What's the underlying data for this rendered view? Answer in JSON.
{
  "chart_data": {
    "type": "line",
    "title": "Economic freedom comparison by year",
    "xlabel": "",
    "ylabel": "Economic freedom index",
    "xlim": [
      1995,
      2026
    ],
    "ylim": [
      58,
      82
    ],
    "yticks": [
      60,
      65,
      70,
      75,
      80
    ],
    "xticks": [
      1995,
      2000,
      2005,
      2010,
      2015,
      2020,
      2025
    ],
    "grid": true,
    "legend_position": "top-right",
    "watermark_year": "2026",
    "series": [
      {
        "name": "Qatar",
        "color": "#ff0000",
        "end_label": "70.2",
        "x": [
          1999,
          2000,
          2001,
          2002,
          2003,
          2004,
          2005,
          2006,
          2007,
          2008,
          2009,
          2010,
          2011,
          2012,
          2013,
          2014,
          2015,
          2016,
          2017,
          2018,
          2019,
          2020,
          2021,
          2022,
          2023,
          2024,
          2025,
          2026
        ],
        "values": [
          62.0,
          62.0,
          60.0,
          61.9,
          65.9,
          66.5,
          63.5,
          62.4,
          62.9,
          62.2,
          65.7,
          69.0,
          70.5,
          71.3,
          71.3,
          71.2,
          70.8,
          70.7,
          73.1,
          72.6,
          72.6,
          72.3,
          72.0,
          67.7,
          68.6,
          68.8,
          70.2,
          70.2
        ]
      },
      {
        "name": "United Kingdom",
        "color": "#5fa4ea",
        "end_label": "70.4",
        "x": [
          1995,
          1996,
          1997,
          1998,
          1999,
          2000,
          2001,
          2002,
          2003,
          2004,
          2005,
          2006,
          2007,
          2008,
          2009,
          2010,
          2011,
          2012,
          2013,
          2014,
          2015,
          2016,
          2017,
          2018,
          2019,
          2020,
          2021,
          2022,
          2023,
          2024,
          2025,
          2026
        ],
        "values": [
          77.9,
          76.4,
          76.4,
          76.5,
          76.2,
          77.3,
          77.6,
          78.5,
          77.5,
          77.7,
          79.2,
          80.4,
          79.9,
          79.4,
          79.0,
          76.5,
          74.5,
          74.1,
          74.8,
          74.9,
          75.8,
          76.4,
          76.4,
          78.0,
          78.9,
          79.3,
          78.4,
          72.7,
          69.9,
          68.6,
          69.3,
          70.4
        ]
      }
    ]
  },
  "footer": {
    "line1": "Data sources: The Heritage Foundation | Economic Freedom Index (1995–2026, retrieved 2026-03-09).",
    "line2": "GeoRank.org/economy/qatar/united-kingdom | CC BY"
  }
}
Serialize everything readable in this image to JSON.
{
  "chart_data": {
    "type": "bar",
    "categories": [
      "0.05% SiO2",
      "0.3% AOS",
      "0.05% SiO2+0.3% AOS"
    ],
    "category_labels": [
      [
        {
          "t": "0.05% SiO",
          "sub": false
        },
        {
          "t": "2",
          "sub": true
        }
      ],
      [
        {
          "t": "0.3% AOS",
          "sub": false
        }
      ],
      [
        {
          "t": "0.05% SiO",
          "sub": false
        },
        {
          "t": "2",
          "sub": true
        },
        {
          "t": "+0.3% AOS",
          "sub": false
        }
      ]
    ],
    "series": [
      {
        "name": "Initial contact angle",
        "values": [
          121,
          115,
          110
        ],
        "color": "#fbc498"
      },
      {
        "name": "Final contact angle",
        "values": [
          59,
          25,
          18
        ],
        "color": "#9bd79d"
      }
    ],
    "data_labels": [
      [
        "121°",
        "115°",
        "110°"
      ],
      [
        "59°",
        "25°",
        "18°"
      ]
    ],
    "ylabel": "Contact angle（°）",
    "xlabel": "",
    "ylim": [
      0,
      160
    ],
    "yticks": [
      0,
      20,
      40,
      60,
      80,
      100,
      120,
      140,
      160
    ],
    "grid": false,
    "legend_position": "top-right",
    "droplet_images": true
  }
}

++++++++

* **Written problem**: Retype the entries exactly, including every line.

* **Result**:
What's the underlying data for this rendered view? Answer in JSON.
{
  "chart_data": {
    "type": "line",
    "title": "Economic freedom comparison by year",
    "xlabel": "",
    "ylabel": "Economic freedom index",
    "xlim": [
      1995,
      2026
    ],
    "ylim": [
      58,
      82
    ],
    "yticks": [
      60,
      65,
      70,
      75,
      80
    ],
    "xticks": [
      1995,
      2000,
      2005,
      2010,
      2015,
      2020,
      2025
    ],
    "grid": true,
    "legend_position": "top-right",
    "watermark_year": "2026",
    "series": [
      {
        "name": "Qatar",
        "color": "#ff0000",
        "end_label": "70.2",
        "x": [
          1999,
          2000,
          2001,
          2002,
          2003,
          2004,
          2005,
          2006,
          2007,
          2008,
          2009,
          2010,
          2011,
          2012,
          2013,
          2014,
          2015,
          2016,
          2017,
          2018,
          2019,
          2020,
          2021,
          2022,
          2023,
          2024,
          2025,
          2026
        ],
        "values": [
          62.0,
          62.0,
          60.0,
          61.9,
          65.9,
          66.5,
          63.5,
          62.4,
          62.9,
          62.2,
          65.7,
          69.0,
          70.5,
          71.3,
          71.3,
          71.2,
          70.8,
          70.7,
          73.1,
          72.6,
          72.6,
          72.3,
          72.0,
          67.7,
          68.6,
          68.8,
          70.2,
          70.2
        ]
      },
      {
        "name": "United Kingdom",
        "color": "#5fa4ea",
        "end_label": "70.4",
        "x": [
          1995,
          1996,
          1997,
          1998,
          1999,
          2000,
          2001,
          2002,
          2003,
          2004,
          2005,
          2006,
          2007,
          2008,
          2009,
          2010,
          2011,
          2012,
          2013,
          2014,
          2015,
          2016,
          2017,
          2018,
          2019,
          2020,
          2021,
          2022,
          2023,
          2024,
          2025,
          2026
        ],
        "values": [
          77.9,
          76.4,
          76.4,
          76.5,
          76.2,
          77.3,
          77.6,
          78.5,
          77.5,
          77.7,
          79.2,
          80.4,
          79.9,
          79.4,
          79.0,
          76.5,
          74.5,
          74.1,
          74.8,
          74.9,
          75.8,
          76.4,
          76.4,
          78.0,
          78.9,
          79.3,
          78.4,
          72.7,
          69.9,
          68.6,
          69.3,
          70.4
        ]
      }
    ]
  },
  "footer": {
    "line1": "Data sources: The Heritage Foundation | Economic Freedom Index (1995–2026, retrieved 2026-03-09).",
    "line2": "GeoRank.org/economy/qatar/united-kingdom | CC BY"
  }
}
Serialize everything readable in this image to JSON.
{
  "chart_data": {
    "type": "bar",
    "categories": [
      "0.05% SiO2",
      "0.3% AOS",
      "0.05% SiO2+0.3% AOS"
    ],
    "category_labels": [
      [
        {
          "t": "0.05% SiO",
          "sub": false
        },
        {
          "t": "2",
          "sub": true
        }
      ],
      [
        {
          "t": "0.3% AOS",
          "sub": false
        }
      ],
      [
        {
          "t": "0.05% SiO",
          "sub": false
        },
        {
          "t": "2",
          "sub": true
        },
        {
          "t": "+0.3% AOS",
          "sub": false
        }
      ]
    ],
    "series": [
      {
        "name": "Initial contact angle",
        "values": [
          121,
          115,
          110
        ],
        "color": "#fbc498"
      },
      {
        "name": "Final contact angle",
        "values": [
          59,
          25,
          18
        ],
        "color": "#9bd79d"
      }
    ],
    "data_labels": [
      [
        "121°",
        "115°",
        "110°"
      ],
      [
        "59°",
        "25°",
        "18°"
      ]
    ],
    "ylabel": "Contact angle（°）",
    "xlabel": "",
    "ylim": [
      0,
      160
    ],
    "yticks": [
      0,
      20,
      40,
      60,
      80,
      100,
      120,
      140,
      160
    ],
    "grid": false,
    "legend_position": "top-right",
    "droplet_images": true
  }
}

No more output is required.